• [Records shown]
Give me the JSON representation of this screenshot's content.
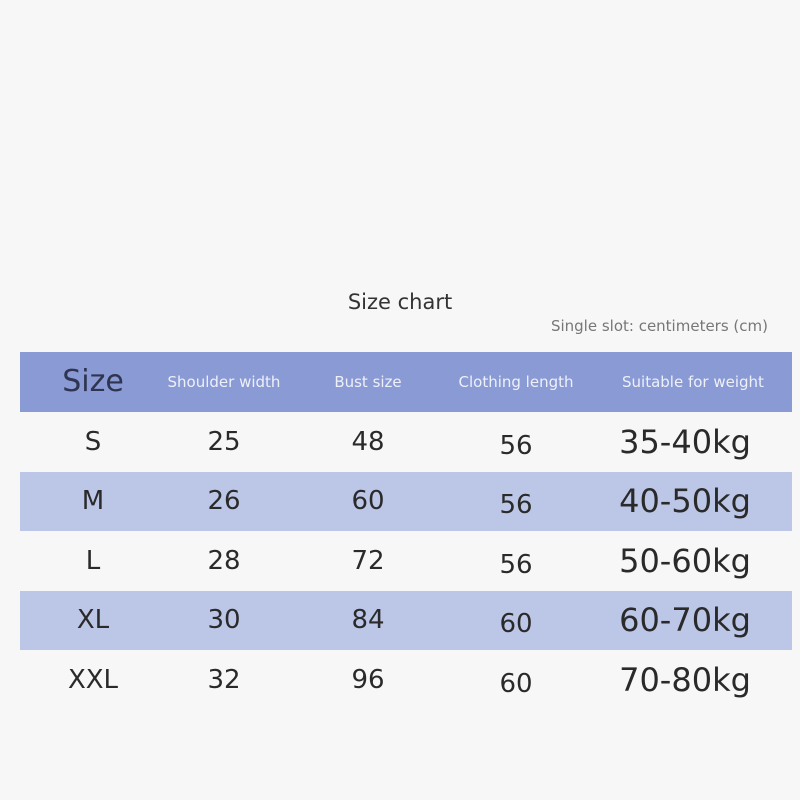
{
  "title": "Size chart",
  "unit_note": "Single slot: centimeters (cm)",
  "headers": [
    "Size",
    "Shoulder width",
    "Bust size",
    "Clothing length",
    "Suitable for weight"
  ],
  "rows": [
    [
      "S",
      "25",
      "48",
      "56",
      "35-40kg"
    ],
    [
      "M",
      "26",
      "60",
      "56",
      "40-50kg"
    ],
    [
      "L",
      "28",
      "72",
      "56",
      "50-60kg"
    ],
    [
      "XL",
      "30",
      "84",
      "60",
      "60-70kg"
    ],
    [
      "XXL",
      "32",
      "96",
      "60",
      "70-80kg"
    ]
  ],
  "colors": {
    "header": "#8a9ad5",
    "stripe": "#bcc6e7",
    "background": "#f7f7f7"
  }
}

• [What is required] From the listing above, print every entry precisely and drop the pictures.

• [Result]
Give me the JSON representation of this screenshot's content.
{
  "title": "Size chart",
  "unit_note": "Single slot: centimeters (cm)",
  "headers": [
    "Size",
    "Shoulder width",
    "Bust size",
    "Clothing length",
    "Suitable for weight"
  ],
  "rows": [
    [
      "S",
      "25",
      "48",
      "56",
      "35-40kg"
    ],
    [
      "M",
      "26",
      "60",
      "56",
      "40-50kg"
    ],
    [
      "L",
      "28",
      "72",
      "56",
      "50-60kg"
    ],
    [
      "XL",
      "30",
      "84",
      "60",
      "60-70kg"
    ],
    [
      "XXL",
      "32",
      "96",
      "60",
      "70-80kg"
    ]
  ],
  "colors": {
    "header": "#8a9ad5",
    "stripe": "#bcc6e7",
    "background": "#f7f7f7"
  }
}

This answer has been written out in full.